Data rows ::
--------------------------------

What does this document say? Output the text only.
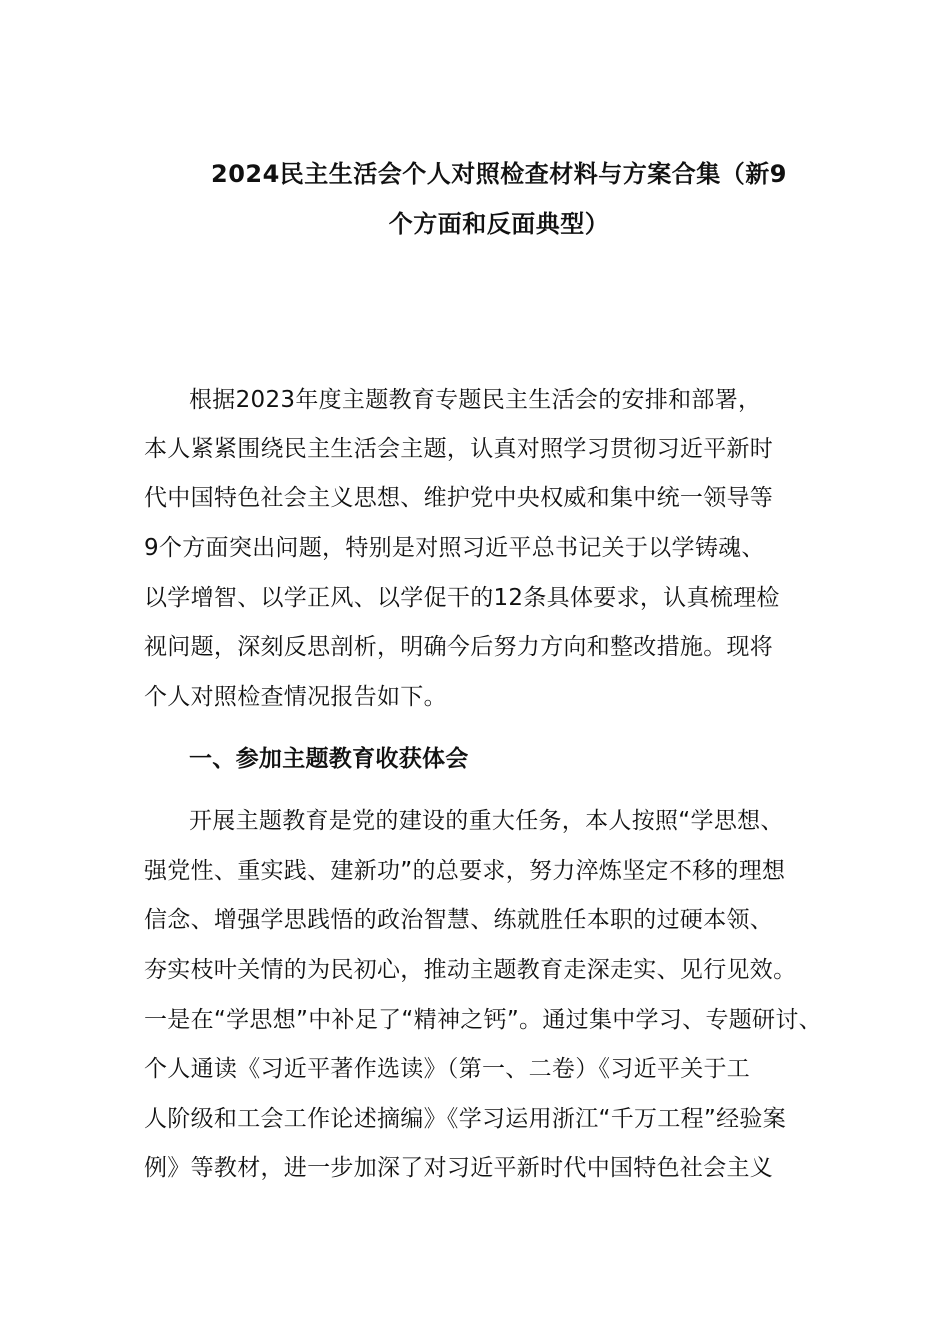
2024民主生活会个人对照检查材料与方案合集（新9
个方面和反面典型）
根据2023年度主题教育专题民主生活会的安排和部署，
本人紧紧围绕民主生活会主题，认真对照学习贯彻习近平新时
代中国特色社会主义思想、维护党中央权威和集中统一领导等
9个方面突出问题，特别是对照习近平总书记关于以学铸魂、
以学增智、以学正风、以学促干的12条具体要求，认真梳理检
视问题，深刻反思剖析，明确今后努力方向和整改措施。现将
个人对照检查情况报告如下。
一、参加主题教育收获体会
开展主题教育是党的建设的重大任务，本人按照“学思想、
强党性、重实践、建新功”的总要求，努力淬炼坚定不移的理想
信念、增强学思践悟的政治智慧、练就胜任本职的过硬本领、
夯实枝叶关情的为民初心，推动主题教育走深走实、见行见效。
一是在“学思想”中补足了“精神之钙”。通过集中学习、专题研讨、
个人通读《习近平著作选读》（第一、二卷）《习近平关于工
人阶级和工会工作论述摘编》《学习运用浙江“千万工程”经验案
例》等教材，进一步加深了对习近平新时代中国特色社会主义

--------------------------------

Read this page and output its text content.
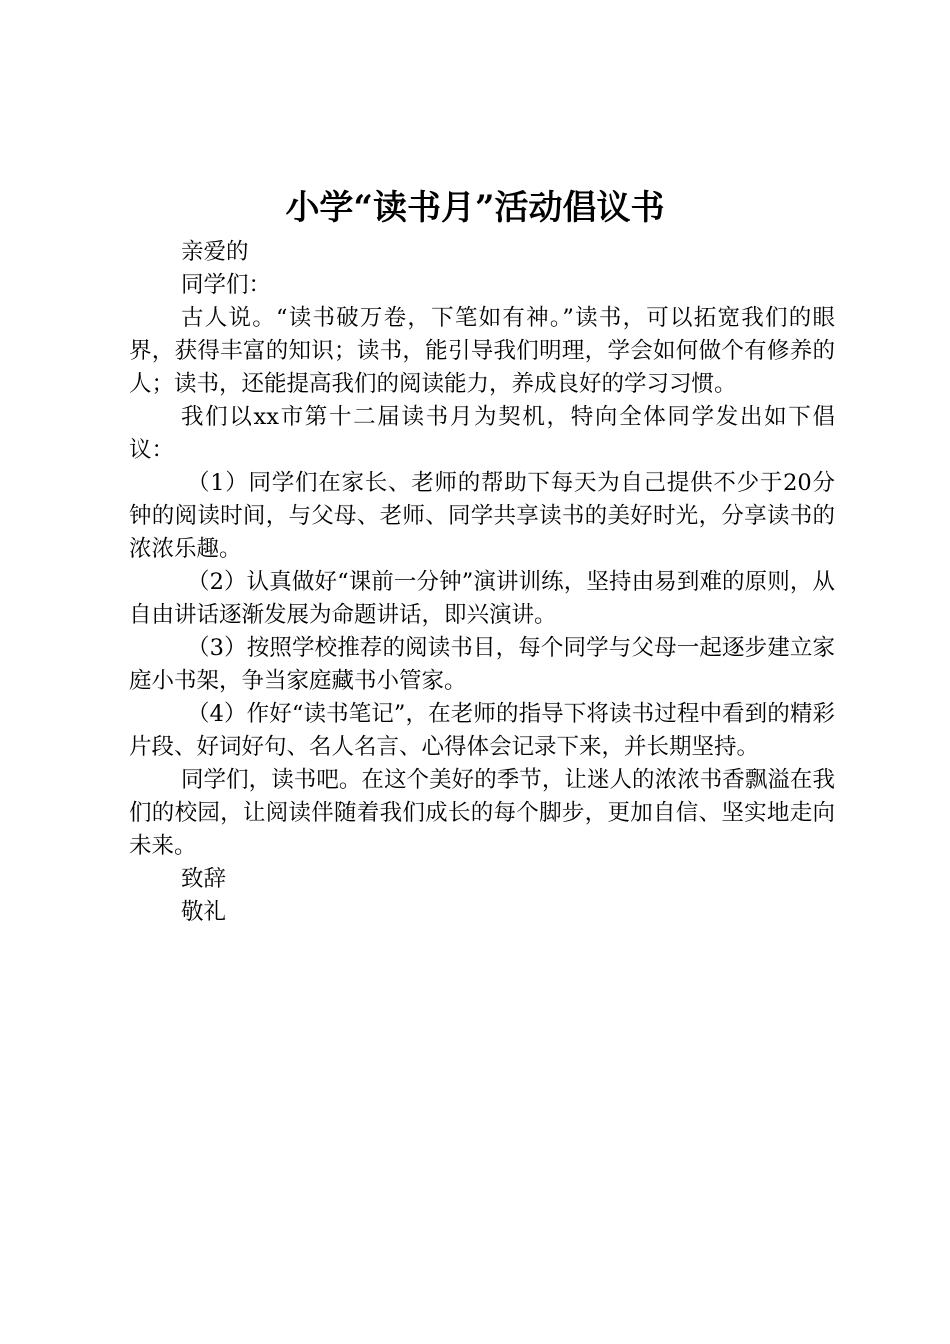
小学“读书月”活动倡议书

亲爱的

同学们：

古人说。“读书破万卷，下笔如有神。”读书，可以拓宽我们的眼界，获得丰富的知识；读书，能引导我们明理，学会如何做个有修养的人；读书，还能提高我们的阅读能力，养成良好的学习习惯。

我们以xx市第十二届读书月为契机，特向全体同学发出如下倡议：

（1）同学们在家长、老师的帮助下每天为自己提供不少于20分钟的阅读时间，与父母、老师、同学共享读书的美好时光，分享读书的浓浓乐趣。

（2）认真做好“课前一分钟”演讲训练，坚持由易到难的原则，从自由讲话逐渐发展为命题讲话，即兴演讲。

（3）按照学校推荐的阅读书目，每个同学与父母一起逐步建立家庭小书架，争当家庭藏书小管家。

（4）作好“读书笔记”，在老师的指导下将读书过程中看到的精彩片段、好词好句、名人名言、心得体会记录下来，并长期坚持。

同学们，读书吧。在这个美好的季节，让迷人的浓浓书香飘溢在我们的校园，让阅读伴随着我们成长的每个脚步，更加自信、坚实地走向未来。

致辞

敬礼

--------------------------------

Written instruction :: Using the records above, select and copy every line that has the word "text".

Worked solution ::
What does this document say? Output the text only.
Read this page and output its text content.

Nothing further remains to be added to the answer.